— PROBLEM REQUIREMENTS —
All lines featuring the string "conſideratio" are to be listed.

— RECORDS TO PROCESS —

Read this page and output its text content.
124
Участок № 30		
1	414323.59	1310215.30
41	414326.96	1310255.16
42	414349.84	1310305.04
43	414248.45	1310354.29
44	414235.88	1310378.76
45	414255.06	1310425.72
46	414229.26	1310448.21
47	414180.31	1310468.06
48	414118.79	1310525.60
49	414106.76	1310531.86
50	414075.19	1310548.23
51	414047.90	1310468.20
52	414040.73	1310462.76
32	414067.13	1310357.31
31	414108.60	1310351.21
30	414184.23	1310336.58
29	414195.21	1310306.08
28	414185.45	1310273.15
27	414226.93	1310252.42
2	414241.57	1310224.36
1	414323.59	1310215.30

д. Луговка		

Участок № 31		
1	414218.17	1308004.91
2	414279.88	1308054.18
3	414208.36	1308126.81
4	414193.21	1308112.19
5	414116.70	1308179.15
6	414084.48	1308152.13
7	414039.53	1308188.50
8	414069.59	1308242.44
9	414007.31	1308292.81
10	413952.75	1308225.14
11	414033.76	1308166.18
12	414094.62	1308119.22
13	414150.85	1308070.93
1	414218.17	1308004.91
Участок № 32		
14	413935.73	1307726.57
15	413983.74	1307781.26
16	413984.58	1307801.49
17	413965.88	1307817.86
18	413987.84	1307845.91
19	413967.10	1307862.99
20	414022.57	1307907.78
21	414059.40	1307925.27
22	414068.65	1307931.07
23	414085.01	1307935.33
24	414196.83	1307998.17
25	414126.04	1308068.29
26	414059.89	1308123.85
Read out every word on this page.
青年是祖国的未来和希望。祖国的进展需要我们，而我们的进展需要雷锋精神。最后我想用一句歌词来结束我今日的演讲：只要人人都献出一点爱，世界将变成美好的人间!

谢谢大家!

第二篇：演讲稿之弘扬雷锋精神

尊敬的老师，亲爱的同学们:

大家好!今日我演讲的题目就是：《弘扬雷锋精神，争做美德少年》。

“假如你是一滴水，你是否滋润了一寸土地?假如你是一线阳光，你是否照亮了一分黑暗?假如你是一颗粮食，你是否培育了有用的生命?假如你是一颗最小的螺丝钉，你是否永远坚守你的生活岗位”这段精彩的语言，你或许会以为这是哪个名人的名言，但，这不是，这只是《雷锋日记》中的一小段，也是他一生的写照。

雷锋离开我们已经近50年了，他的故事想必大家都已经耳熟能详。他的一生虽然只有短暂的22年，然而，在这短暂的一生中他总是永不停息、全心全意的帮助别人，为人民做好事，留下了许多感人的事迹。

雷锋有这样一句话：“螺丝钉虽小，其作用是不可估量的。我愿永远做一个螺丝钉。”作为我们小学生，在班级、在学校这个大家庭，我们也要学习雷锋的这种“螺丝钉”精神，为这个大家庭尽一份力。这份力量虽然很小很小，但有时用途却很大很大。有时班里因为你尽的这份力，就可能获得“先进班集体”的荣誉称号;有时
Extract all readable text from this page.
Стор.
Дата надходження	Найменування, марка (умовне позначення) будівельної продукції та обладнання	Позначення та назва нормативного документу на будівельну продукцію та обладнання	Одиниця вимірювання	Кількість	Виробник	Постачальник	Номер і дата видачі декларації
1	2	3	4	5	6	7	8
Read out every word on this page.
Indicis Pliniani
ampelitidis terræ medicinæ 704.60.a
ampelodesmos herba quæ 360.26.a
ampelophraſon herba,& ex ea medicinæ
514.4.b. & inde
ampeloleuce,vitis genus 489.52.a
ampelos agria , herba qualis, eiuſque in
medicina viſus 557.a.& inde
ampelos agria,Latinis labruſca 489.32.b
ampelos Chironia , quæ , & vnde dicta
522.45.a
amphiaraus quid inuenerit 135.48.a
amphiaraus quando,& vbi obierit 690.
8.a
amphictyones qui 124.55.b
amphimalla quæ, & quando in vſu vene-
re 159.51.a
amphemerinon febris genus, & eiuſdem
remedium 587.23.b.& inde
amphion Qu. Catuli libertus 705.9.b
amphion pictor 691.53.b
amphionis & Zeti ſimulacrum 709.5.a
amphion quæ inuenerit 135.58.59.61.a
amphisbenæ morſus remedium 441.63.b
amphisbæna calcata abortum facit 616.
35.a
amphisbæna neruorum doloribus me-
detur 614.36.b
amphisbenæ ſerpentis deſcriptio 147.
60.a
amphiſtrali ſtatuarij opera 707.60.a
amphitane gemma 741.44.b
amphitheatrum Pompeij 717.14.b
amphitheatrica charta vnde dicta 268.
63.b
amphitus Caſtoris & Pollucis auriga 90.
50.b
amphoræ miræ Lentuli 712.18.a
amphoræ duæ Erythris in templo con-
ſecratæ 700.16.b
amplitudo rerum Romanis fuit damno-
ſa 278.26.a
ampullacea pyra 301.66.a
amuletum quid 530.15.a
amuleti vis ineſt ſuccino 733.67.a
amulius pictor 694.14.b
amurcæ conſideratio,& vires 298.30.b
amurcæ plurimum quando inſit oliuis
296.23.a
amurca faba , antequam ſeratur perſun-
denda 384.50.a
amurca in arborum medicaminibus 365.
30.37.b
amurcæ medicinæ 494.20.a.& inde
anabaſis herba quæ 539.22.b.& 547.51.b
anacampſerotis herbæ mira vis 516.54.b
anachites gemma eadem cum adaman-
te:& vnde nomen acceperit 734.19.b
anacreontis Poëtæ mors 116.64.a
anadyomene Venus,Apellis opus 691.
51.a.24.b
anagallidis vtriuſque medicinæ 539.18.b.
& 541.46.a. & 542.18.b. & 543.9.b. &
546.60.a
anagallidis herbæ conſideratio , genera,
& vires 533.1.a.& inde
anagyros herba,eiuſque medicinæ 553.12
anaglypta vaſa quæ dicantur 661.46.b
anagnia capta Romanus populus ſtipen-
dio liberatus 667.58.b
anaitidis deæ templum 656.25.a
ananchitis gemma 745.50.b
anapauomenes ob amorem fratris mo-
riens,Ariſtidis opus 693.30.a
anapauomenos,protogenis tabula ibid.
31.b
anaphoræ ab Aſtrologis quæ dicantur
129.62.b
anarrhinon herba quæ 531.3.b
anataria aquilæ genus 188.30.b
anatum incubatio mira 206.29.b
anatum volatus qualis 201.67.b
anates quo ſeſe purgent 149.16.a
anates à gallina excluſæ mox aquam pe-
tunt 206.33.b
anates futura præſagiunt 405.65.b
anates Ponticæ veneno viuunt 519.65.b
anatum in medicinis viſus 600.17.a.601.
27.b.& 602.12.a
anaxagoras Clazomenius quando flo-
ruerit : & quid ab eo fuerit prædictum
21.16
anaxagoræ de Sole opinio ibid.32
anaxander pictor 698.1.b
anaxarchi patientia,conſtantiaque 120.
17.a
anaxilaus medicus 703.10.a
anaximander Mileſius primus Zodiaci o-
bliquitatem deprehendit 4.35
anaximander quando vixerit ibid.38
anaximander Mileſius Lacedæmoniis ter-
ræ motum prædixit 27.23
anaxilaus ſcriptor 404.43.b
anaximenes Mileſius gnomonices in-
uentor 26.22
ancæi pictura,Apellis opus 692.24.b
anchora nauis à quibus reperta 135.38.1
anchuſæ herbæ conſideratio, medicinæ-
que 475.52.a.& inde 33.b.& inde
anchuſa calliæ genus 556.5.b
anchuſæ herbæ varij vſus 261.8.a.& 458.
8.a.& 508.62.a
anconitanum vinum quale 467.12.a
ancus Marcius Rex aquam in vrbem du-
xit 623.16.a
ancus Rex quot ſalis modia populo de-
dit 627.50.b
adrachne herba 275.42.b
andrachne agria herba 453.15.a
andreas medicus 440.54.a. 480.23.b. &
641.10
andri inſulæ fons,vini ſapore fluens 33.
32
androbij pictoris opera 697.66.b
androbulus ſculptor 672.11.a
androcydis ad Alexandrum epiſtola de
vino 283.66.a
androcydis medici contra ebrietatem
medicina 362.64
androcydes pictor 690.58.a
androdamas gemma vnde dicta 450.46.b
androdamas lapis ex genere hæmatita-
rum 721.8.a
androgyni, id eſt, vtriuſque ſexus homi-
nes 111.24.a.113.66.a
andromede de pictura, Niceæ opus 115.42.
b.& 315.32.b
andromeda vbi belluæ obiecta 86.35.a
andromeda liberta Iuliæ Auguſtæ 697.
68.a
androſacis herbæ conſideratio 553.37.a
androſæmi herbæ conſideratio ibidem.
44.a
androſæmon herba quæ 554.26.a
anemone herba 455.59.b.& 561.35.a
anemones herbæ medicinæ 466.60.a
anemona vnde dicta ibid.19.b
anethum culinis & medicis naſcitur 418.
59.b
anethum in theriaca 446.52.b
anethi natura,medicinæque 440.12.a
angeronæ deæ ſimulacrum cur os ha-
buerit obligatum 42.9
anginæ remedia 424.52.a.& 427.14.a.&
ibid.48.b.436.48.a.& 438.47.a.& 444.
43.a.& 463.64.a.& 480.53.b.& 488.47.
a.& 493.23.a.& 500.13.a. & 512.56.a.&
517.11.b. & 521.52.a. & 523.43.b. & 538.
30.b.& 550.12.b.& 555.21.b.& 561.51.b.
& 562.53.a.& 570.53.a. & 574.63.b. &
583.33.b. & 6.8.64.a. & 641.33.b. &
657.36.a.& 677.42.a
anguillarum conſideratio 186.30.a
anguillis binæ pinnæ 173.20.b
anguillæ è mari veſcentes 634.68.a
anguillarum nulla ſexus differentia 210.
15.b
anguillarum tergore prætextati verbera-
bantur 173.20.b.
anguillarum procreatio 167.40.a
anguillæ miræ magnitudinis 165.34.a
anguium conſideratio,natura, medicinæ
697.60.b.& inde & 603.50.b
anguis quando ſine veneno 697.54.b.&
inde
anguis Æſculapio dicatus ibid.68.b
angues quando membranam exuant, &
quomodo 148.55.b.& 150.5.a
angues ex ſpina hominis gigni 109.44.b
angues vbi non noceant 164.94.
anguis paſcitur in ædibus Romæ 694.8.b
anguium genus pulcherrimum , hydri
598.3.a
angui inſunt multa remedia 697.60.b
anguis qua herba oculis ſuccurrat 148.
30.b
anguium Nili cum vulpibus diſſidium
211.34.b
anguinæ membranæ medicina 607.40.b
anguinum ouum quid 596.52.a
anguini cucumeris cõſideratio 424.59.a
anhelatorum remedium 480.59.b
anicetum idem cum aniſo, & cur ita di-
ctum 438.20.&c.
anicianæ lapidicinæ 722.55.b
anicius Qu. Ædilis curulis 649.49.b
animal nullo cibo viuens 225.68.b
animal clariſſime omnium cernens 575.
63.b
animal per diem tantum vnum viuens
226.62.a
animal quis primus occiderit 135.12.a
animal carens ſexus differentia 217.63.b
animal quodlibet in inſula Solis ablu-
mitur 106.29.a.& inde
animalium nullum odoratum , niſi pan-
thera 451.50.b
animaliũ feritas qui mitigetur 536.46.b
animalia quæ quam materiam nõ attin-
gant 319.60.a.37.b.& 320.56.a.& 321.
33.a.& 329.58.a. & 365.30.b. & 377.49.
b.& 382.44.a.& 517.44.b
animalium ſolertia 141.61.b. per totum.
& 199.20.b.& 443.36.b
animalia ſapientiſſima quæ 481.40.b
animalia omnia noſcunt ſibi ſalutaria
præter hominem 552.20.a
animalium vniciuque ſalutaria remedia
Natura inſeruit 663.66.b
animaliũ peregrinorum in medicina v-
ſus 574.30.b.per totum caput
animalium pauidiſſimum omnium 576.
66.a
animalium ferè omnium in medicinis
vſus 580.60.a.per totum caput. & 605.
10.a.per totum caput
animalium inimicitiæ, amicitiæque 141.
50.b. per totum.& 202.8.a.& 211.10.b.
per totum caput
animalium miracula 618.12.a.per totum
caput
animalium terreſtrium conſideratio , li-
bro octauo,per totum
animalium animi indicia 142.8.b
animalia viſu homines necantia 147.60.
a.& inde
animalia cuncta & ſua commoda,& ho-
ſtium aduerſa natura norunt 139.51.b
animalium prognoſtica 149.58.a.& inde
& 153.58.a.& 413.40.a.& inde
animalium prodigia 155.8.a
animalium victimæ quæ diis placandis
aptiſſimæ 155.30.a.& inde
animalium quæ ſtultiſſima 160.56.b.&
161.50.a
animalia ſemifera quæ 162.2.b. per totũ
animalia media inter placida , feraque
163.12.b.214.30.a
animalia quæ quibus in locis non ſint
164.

— EXERCISE SOLUTION —
amurcæ conſideratio,& vires 298.30.b
anagallidis herbæ conſideratio , genera,
anchuſæ herbæ conſideratio, medicinæ-
androſacis herbæ conſideratio 553.37.a
androſæmi herbæ conſideratio ibidem.
anguillarum conſideratio 186.30.a
anguium conſideratio,natura, medicinæ
animalium terreſtrium conſideratio , li-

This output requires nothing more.